Your instructions
Copy out the lines that have "财富引擎" in them.

Entries
- - - - - - -
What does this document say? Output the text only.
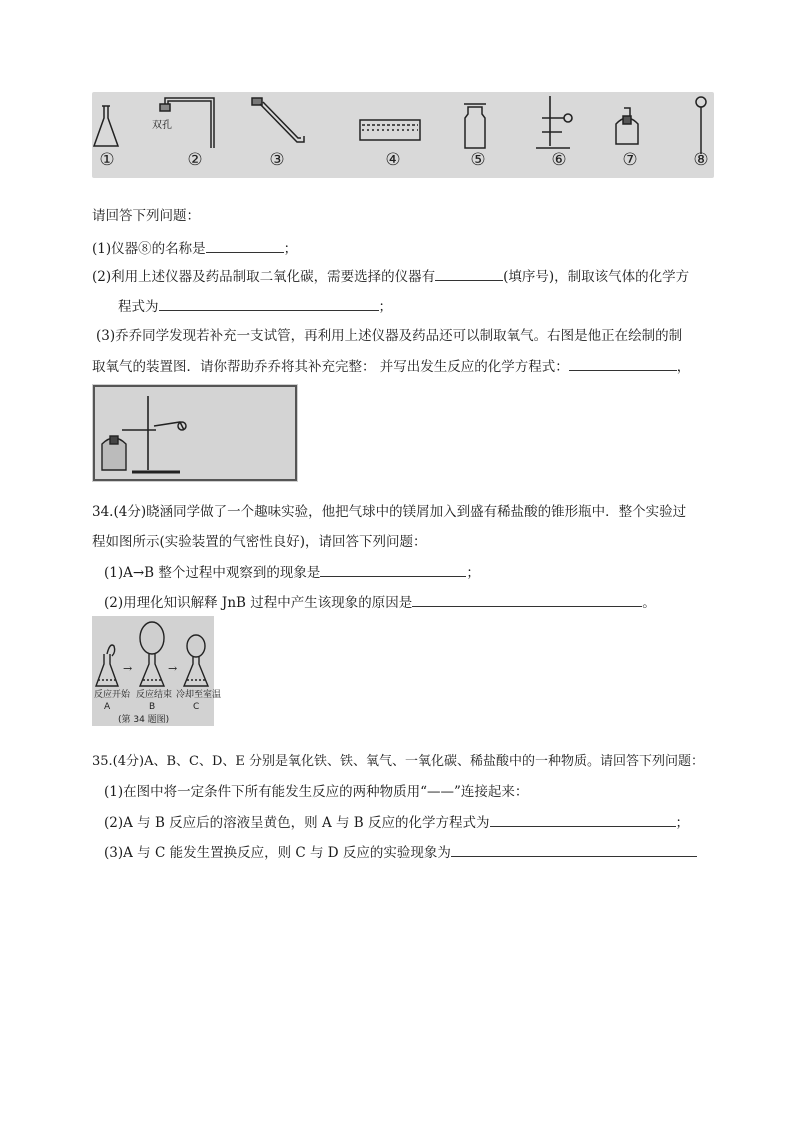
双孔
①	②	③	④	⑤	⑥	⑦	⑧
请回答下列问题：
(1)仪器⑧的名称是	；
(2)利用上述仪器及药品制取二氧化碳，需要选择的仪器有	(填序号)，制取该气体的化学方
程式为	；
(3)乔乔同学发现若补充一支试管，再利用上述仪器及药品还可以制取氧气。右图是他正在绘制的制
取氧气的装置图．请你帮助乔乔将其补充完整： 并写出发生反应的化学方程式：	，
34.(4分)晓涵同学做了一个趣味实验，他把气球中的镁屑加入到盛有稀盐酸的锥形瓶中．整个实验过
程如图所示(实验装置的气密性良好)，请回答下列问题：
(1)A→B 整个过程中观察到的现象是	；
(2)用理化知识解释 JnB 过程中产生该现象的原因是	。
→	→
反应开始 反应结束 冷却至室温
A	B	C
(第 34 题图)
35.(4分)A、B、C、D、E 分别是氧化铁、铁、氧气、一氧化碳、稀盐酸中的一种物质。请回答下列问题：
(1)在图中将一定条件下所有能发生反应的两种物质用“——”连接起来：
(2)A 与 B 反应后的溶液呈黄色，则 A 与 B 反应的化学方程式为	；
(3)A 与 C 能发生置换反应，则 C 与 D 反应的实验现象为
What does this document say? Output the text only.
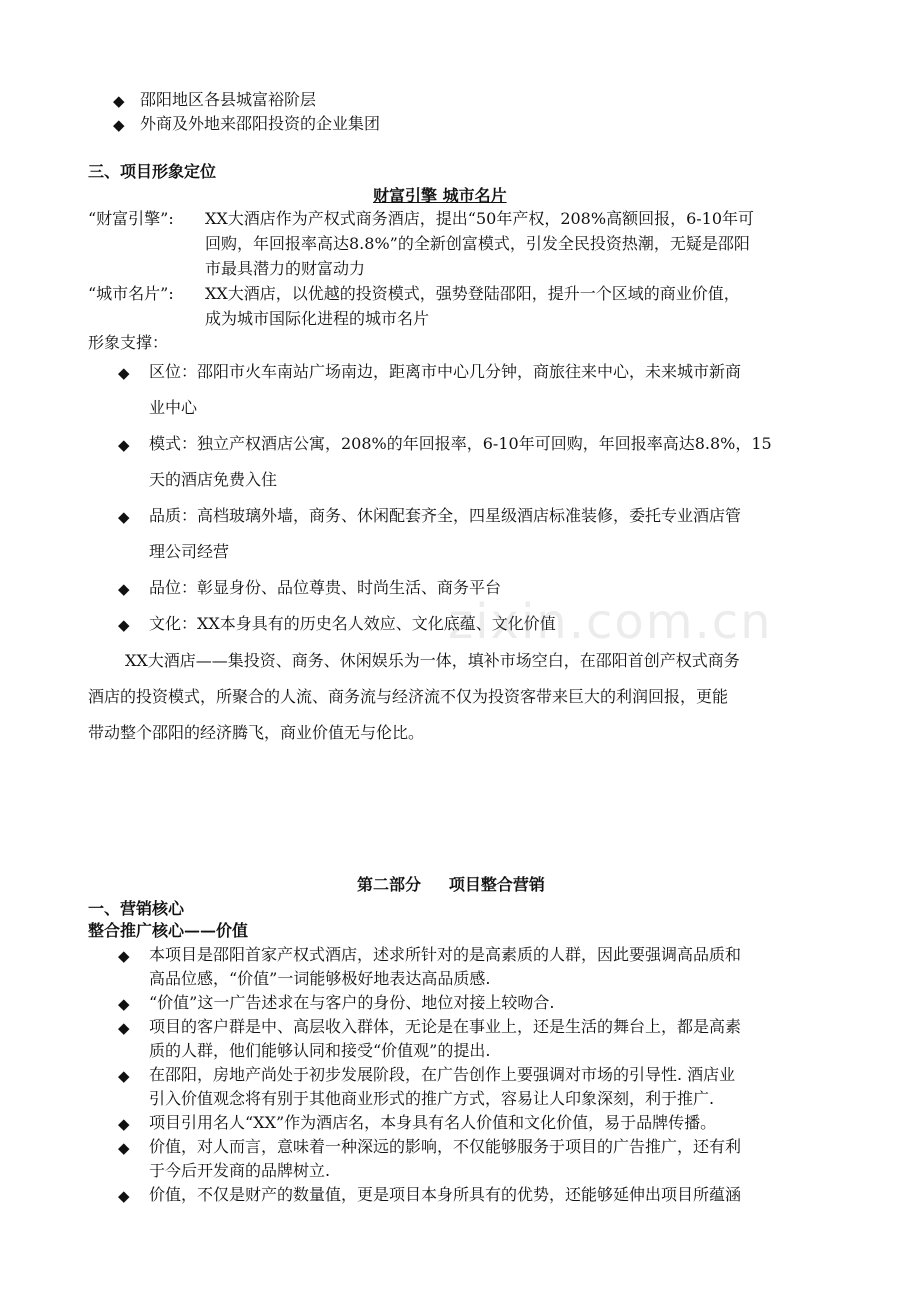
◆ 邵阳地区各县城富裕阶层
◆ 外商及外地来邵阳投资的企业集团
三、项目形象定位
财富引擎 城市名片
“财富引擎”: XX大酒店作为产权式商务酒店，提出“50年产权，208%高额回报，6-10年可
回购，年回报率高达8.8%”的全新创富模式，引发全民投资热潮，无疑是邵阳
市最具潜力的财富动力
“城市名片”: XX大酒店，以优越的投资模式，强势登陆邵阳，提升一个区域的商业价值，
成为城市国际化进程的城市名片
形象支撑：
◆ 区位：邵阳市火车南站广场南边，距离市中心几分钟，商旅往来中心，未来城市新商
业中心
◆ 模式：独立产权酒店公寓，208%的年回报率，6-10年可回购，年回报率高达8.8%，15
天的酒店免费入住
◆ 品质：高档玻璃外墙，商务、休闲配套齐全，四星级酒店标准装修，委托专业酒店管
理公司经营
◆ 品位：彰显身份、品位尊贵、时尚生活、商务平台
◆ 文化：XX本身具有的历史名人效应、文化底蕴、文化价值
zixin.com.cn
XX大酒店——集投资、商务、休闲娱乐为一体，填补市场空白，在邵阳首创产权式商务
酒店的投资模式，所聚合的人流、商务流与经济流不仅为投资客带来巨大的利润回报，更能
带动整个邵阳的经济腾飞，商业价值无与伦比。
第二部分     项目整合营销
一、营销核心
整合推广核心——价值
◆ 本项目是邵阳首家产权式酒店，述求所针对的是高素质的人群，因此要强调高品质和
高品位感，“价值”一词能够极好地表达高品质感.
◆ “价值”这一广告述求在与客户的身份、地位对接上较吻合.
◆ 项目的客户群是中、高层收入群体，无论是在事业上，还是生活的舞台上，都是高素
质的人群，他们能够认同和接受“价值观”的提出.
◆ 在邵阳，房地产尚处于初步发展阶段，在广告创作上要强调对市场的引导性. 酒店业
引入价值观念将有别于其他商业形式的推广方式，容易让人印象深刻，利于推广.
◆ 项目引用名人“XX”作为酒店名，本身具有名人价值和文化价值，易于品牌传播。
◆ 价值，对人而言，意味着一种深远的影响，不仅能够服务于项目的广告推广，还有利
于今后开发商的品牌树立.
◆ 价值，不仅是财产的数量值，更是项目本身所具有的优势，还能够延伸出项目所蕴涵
- - - - - - -
Answer in full
财富引擎 城市名片
“财富引擎”: XX大酒店作为产权式商务酒店，提出“50年产权，208%高额回报，6-10年可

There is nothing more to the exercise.